▸ **Information given**
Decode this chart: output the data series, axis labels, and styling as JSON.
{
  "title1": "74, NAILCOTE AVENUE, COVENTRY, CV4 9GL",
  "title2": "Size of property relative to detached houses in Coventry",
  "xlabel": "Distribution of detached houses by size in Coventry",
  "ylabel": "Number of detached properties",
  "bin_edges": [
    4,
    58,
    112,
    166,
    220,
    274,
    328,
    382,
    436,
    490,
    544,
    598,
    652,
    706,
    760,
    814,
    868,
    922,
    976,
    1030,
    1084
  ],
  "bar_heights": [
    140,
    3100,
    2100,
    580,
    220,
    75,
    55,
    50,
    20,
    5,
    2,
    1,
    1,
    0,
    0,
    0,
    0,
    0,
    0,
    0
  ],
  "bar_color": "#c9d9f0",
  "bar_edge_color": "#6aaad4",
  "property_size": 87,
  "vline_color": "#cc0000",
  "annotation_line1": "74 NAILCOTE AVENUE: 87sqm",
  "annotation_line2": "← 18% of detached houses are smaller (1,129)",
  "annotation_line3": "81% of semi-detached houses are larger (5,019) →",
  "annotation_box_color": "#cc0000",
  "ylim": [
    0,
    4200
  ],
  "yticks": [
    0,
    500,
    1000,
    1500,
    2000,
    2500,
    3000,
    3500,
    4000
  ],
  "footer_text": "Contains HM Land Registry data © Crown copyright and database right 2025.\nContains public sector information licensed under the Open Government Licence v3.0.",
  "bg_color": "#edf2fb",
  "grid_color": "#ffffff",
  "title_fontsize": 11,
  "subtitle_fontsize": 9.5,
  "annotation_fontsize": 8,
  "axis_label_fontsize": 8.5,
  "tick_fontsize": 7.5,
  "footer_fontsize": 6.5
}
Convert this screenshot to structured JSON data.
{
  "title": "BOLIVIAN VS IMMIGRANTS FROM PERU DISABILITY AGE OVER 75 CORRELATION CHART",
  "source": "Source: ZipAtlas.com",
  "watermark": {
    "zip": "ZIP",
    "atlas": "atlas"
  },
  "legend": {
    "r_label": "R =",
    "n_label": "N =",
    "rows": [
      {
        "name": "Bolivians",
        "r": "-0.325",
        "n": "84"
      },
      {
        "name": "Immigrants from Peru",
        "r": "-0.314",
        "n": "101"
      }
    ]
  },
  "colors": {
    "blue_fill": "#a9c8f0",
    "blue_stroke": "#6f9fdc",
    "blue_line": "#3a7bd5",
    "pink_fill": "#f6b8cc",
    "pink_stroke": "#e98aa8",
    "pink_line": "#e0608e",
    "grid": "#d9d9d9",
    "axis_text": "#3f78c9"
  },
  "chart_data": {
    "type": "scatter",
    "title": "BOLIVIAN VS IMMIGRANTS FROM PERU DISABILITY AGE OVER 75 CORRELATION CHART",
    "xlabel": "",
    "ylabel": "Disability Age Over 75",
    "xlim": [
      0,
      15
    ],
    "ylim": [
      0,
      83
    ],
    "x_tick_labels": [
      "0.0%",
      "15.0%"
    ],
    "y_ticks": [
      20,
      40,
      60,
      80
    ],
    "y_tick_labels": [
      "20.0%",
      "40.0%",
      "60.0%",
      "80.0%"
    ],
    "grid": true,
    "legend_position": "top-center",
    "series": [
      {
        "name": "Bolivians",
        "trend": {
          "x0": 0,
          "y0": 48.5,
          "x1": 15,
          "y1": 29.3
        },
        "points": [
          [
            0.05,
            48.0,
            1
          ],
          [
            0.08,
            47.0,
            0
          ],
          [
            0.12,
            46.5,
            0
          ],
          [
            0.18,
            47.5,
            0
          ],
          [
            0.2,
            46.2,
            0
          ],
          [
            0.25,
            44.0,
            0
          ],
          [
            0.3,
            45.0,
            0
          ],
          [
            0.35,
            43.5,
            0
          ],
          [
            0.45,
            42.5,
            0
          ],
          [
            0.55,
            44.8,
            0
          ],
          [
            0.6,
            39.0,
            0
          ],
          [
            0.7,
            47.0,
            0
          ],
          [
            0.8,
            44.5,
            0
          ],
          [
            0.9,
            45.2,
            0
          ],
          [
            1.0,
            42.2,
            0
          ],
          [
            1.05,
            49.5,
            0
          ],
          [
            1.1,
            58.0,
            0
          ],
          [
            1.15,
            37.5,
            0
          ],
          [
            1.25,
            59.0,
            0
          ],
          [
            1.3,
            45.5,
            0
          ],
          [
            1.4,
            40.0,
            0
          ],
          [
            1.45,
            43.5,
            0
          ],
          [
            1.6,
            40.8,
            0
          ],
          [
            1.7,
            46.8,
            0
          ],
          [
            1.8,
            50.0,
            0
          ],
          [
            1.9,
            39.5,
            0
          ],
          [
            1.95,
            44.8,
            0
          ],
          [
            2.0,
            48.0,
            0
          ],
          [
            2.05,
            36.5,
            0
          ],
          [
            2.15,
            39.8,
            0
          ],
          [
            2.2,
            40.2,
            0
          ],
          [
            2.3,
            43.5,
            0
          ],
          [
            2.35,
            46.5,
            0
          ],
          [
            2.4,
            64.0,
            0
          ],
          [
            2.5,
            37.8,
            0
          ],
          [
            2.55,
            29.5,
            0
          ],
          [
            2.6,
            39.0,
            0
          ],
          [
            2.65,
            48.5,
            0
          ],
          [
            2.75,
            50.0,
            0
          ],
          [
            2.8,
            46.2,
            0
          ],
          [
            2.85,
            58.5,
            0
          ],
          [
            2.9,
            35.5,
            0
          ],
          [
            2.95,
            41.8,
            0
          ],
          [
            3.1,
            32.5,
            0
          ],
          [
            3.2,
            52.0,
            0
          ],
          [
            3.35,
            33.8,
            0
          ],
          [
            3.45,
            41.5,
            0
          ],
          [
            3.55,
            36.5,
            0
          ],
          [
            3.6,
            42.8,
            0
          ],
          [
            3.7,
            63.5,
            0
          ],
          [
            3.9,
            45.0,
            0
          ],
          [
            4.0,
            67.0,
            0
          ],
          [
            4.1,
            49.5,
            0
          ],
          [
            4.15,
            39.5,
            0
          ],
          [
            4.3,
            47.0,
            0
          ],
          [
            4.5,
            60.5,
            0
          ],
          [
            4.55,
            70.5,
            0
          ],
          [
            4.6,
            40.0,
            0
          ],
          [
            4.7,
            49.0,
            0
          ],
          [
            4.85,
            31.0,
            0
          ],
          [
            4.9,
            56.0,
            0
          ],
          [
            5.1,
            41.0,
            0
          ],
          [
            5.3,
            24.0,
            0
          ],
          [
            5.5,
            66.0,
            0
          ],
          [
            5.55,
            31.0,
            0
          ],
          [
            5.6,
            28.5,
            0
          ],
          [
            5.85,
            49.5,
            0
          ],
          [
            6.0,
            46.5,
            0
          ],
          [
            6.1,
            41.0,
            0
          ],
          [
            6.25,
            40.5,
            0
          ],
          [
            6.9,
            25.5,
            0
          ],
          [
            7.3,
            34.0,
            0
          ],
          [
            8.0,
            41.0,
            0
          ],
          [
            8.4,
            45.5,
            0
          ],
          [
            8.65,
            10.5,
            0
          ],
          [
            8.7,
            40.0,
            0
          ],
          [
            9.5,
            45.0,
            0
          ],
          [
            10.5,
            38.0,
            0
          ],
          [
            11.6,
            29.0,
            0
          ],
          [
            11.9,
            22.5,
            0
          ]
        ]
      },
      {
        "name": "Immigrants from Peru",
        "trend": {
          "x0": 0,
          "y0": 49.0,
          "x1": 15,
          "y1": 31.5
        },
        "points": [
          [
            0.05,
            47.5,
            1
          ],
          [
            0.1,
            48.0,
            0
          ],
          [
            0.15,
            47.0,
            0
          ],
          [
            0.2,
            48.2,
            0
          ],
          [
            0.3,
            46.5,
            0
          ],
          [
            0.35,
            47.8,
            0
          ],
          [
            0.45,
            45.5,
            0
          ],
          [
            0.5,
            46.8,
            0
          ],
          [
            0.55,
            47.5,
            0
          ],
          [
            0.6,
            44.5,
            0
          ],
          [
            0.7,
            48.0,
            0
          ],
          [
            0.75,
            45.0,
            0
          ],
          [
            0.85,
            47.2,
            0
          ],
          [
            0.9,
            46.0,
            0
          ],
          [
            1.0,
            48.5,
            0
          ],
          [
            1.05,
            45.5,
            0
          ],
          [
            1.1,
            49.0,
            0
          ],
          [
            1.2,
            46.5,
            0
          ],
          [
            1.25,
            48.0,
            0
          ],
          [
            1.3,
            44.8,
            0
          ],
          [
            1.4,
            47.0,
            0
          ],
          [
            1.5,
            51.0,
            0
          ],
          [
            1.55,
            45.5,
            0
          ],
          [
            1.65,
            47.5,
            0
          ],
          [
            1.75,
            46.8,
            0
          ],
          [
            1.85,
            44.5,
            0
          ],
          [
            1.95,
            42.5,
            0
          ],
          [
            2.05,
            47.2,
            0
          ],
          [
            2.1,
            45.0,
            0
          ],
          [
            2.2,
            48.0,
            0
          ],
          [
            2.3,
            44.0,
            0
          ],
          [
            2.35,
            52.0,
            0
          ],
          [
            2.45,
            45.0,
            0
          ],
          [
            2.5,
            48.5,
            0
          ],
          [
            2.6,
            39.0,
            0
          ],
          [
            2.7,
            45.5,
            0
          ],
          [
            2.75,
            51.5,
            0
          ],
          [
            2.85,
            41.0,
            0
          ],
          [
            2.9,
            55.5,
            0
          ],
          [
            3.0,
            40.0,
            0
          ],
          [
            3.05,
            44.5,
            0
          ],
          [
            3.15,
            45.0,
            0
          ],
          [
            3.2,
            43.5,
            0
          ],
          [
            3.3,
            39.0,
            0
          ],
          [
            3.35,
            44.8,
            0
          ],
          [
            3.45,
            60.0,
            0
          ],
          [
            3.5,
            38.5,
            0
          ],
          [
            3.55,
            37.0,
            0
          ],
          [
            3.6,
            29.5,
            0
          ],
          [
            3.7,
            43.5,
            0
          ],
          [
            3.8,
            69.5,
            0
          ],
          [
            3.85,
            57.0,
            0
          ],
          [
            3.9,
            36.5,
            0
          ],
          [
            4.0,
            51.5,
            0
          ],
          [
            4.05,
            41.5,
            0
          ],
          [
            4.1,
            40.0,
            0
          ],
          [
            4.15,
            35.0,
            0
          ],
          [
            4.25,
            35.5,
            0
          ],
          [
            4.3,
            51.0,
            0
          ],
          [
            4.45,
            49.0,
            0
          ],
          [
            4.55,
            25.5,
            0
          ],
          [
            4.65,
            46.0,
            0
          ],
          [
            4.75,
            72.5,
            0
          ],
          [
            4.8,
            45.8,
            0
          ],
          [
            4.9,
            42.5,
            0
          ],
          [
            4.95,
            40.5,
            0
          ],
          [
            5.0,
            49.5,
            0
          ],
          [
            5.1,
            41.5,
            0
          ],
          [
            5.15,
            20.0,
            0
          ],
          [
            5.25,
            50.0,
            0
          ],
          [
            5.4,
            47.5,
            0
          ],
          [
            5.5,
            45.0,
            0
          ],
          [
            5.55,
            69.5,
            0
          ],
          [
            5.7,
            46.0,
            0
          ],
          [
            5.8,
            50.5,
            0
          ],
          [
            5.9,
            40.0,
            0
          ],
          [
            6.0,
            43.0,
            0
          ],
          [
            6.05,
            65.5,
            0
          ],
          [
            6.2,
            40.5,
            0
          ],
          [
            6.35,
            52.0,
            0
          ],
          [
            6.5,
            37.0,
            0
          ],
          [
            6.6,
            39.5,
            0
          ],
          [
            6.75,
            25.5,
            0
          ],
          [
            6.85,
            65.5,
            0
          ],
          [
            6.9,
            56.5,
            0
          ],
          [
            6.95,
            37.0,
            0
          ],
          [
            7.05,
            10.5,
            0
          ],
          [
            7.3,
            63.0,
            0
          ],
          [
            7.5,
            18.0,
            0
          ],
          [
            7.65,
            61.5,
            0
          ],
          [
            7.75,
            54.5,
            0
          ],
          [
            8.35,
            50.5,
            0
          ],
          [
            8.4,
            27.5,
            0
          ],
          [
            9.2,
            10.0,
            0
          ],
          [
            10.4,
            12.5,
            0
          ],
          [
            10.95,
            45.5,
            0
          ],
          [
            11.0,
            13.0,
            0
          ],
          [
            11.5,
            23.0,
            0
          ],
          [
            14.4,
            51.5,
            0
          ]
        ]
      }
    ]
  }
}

▸ **Aim**
Go through the listing above and work out how many lines contain the string "CORRELATION". Reply with the number alone.

▸ **Answer**
2